Required tasks:
a – Using the forum post about the r8169/hostapd issue below, decide whether each statement agrees with it: (i) the onboard LAN chip is a Realtek 8168; (ii) restarting the net.eth service fixes the problem; (iii) the router machine receives the ARP and DHCP requests sent by the Gigabyte machine. Answer yes or no for each, and quote the deciding words exactly.
b – Reproduce the forum post about the r8169/hostapd issue below word for word, from "# Possible hardware/software" up to and including "fix the problem.".

-- START OF Quoted text --

# Possible hardware/software issue, r8169/hostapd [updated]

## jargon777

Over the past few days, the onboard LAN on my motherboard has been behaving strangely, and I'm not sure what to try --

The chip is a realtek 8168 (10ec:8168) the the motherboard is an AM3+ Gigabyte 970A-D3P.

The Gigabyte computer is connected to another x86 machine that acts as a router/switch (both are Gentoo machines)

This seems to happen under load more often, but it's intermittent -- the LAN chip will suddenly stop hearing replies over the Ethernet. Using wireshark to monitor the Gigabyte's interface, this triggers a wave of ARP requests and DHCP requests. Restarting the net.eth service does not fix the problem.

Using wireshark on the router box shows that the router machine is seeing the ARP and DHCP requests from the Gigabyte machine, and that replies are being transmitted, but replies are not observed on the Gigabyte machine.

-- END OF Quoted text --
-- START OF Information provided --

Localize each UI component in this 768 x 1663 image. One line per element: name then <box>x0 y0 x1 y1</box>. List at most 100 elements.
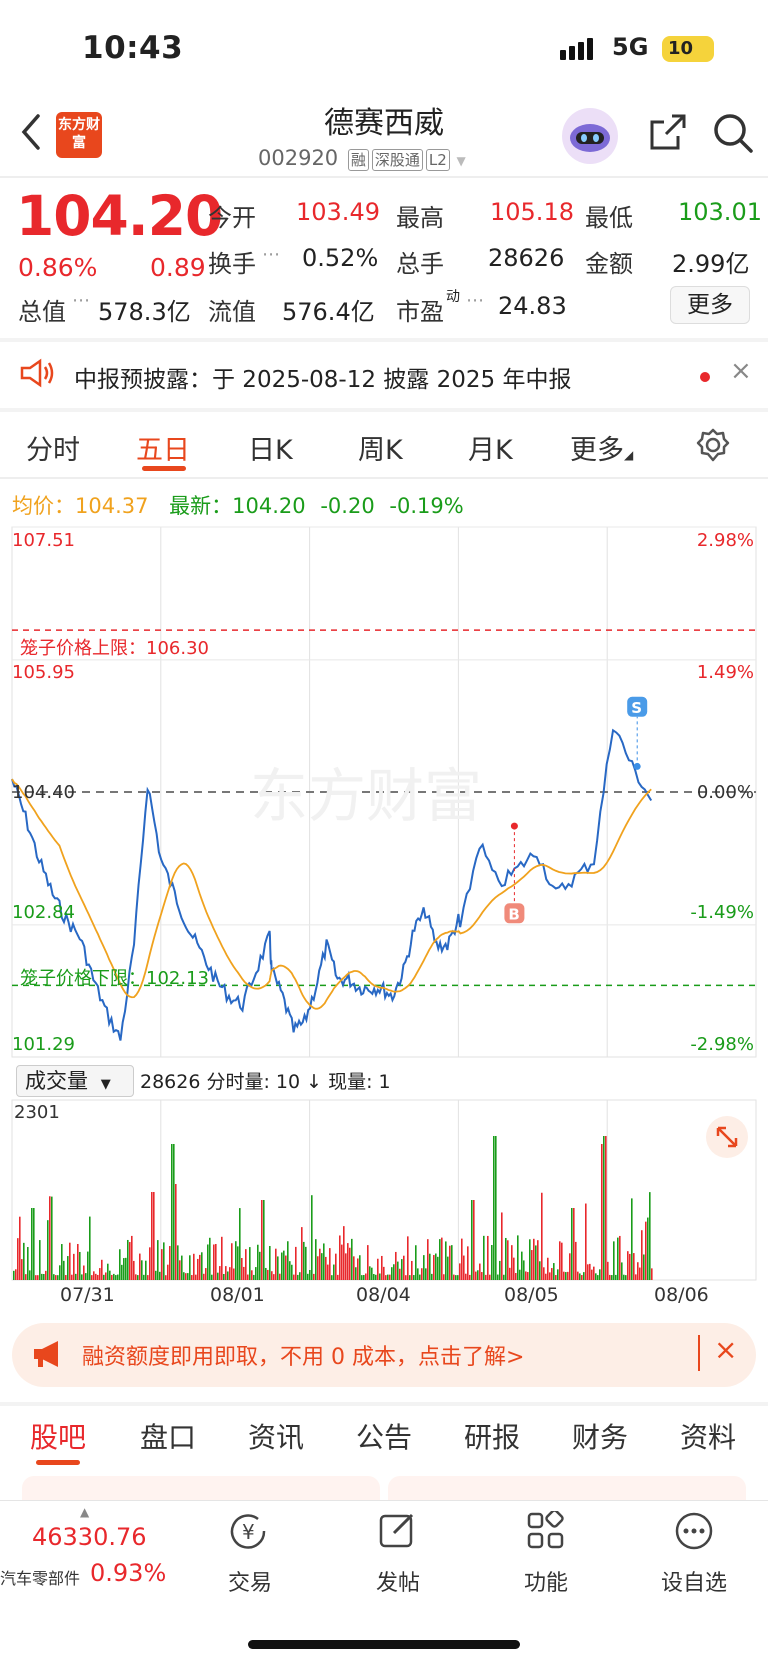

-- END OF Information provided --

Answer list:
a –
(i) Yes: "The chip is a realtek 8168 (10ec:8168)"
(ii) No: "Restarting the net.eth service does not fix the problem."
(iii) Yes: "the router machine is seeing the ARP and DHCP requests from the Gigabyte machine"

b –
# Possible hardware/software issue, r8169/hostapd [updated]

## jargon777

Over the past few days, the onboard LAN on my motherboard has been behaving strangely, and I'm not sure what to try --

The chip is a realtek 8168 (10ec:8168) the the motherboard is an AM3+ Gigabyte 970A-D3P.

The Gigabyte computer is connected to another x86 machine that acts as a router/switch (both are Gentoo machines)

This seems to happen under load more often, but it's intermittent -- the LAN chip will suddenly stop hearing replies over the Ethernet. Using wireshark to monitor the Gigabyte's interface, this triggers a wave of ARP requests and DHCP requests. Restarting the net.eth service does not fix the problem.